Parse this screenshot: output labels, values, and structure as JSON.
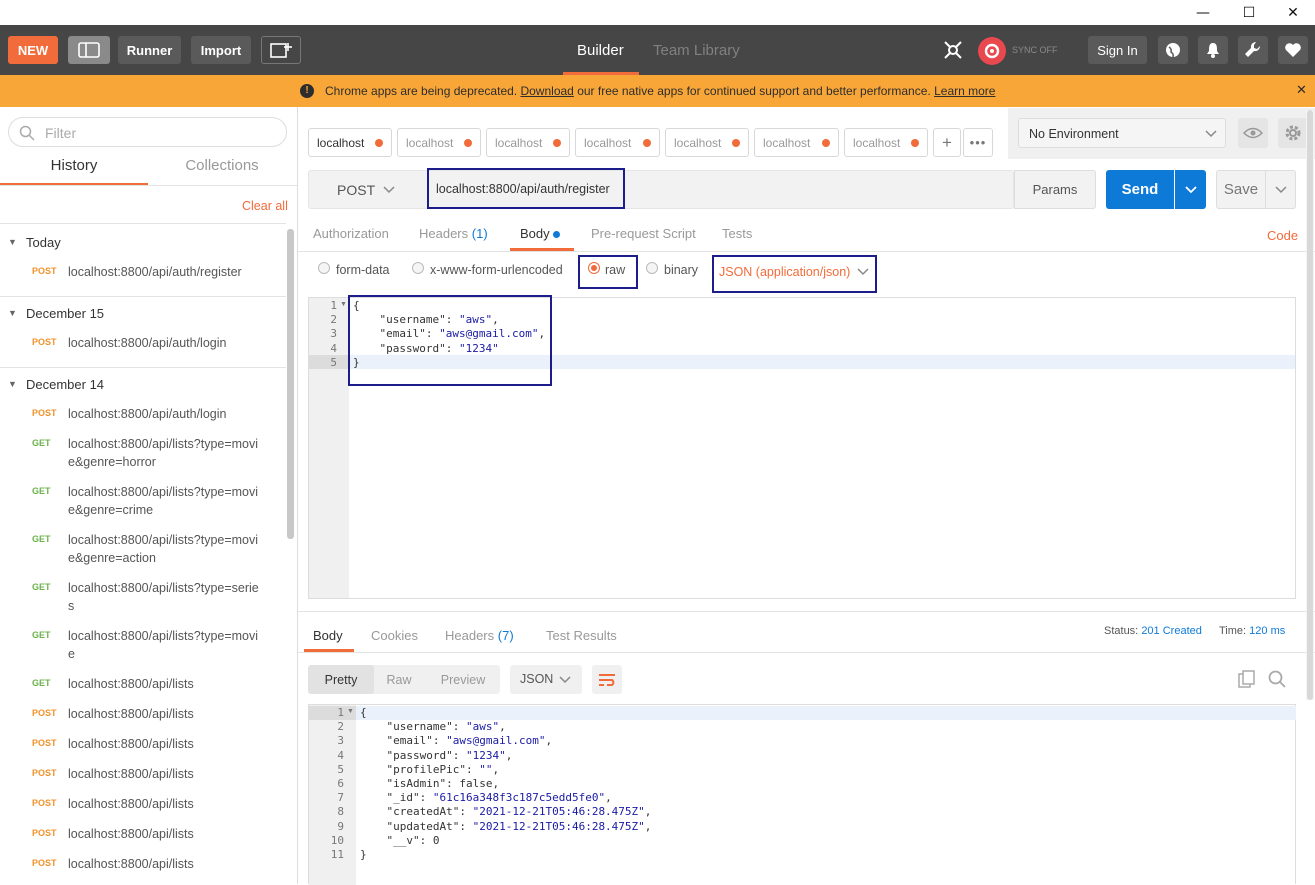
{
  "window": {
    "minimize": "—",
    "maximize": "☐",
    "close": "✕"
  },
  "toolbar": {
    "new_label": "NEW",
    "runner_label": "Runner",
    "import_label": "Import",
    "tabs": [
      "Builder",
      "Team Library"
    ],
    "sync_label": "SYNC OFF",
    "signin_label": "Sign In",
    "accent": "#f26b3a"
  },
  "banner": {
    "icon": "!",
    "text_before": "Chrome apps are being deprecated.",
    "download_link": "Download",
    "text_after": "our free native apps for continued support and better performance.",
    "learn_link": "Learn more",
    "close": "✕"
  },
  "sidebar": {
    "filter_placeholder": "Filter",
    "tabs": [
      "History",
      "Collections"
    ],
    "clear_all": "Clear all",
    "groups": [
      {
        "title": "Today",
        "items": [
          {
            "method": "POST",
            "url": "localhost:8800/api/auth/register"
          }
        ]
      },
      {
        "title": "December 15",
        "items": [
          {
            "method": "POST",
            "url": "localhost:8800/api/auth/login"
          }
        ]
      },
      {
        "title": "December 14",
        "items": [
          {
            "method": "POST",
            "url": "localhost:8800/api/auth/login"
          },
          {
            "method": "GET",
            "url": "localhost:8800/api/lists?type=movie&genre=horror"
          },
          {
            "method": "GET",
            "url": "localhost:8800/api/lists?type=movie&genre=crime"
          },
          {
            "method": "GET",
            "url": "localhost:8800/api/lists?type=movie&genre=action"
          },
          {
            "method": "GET",
            "url": "localhost:8800/api/lists?type=series"
          },
          {
            "method": "GET",
            "url": "localhost:8800/api/lists?type=movie"
          },
          {
            "method": "GET",
            "url": "localhost:8800/api/lists"
          },
          {
            "method": "POST",
            "url": "localhost:8800/api/lists"
          },
          {
            "method": "POST",
            "url": "localhost:8800/api/lists"
          },
          {
            "method": "POST",
            "url": "localhost:8800/api/lists"
          },
          {
            "method": "POST",
            "url": "localhost:8800/api/lists"
          },
          {
            "method": "POST",
            "url": "localhost:8800/api/lists"
          },
          {
            "method": "POST",
            "url": "localhost:8800/api/lists"
          }
        ]
      }
    ]
  },
  "request_tabs": [
    "localhost",
    "localhost",
    "localhost",
    "localhost",
    "localhost",
    "localhost",
    "localhost"
  ],
  "environment": {
    "selected": "No Environment"
  },
  "request": {
    "method": "POST",
    "url": "localhost:8800/api/auth/register",
    "params_label": "Params",
    "send_label": "Send",
    "save_label": "Save"
  },
  "request_subtabs": {
    "authorization": "Authorization",
    "headers": "Headers",
    "headers_count": "(1)",
    "body": "Body",
    "prescript": "Pre-request Script",
    "tests": "Tests",
    "code": "Code"
  },
  "body_modes": {
    "form_data": "form-data",
    "urlencoded": "x-www-form-urlencoded",
    "raw": "raw",
    "binary": "binary",
    "content_type": "JSON (application/json)"
  },
  "request_body": {
    "lines": [
      "{",
      "    \"username\": \"aws\",",
      "    \"email\": \"aws@gmail.com\",",
      "    \"password\": \"1234\"",
      "}"
    ]
  },
  "response": {
    "tabs": {
      "body": "Body",
      "cookies": "Cookies",
      "headers": "Headers",
      "headers_count": "(7)",
      "test_results": "Test Results"
    },
    "status_label": "Status:",
    "status_value": "201 Created",
    "time_label": "Time:",
    "time_value": "120 ms",
    "views": [
      "Pretty",
      "Raw",
      "Preview"
    ],
    "format": "JSON",
    "lines": [
      "{",
      "    \"username\": \"aws\",",
      "    \"email\": \"aws@gmail.com\",",
      "    \"password\": \"1234\",",
      "    \"profilePic\": \"\",",
      "    \"isAdmin\": false,",
      "    \"_id\": \"61c16a348f3c187c5edd5fe0\",",
      "    \"createdAt\": \"2021-12-21T05:46:28.475Z\",",
      "    \"updatedAt\": \"2021-12-21T05:46:28.475Z\",",
      "    \"__v\": 0",
      "}"
    ]
  }
}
^^^^^^^^^^^^^^^^
# Written request:
Return all lines with the word "genre" in them.

# Response to the exercise:
            "url": "localhost:8800/api/lists?type=movie&genre=horror"
            "url": "localhost:8800/api/lists?type=movie&genre=crime"
            "url": "localhost:8800/api/lists?type=movie&genre=action"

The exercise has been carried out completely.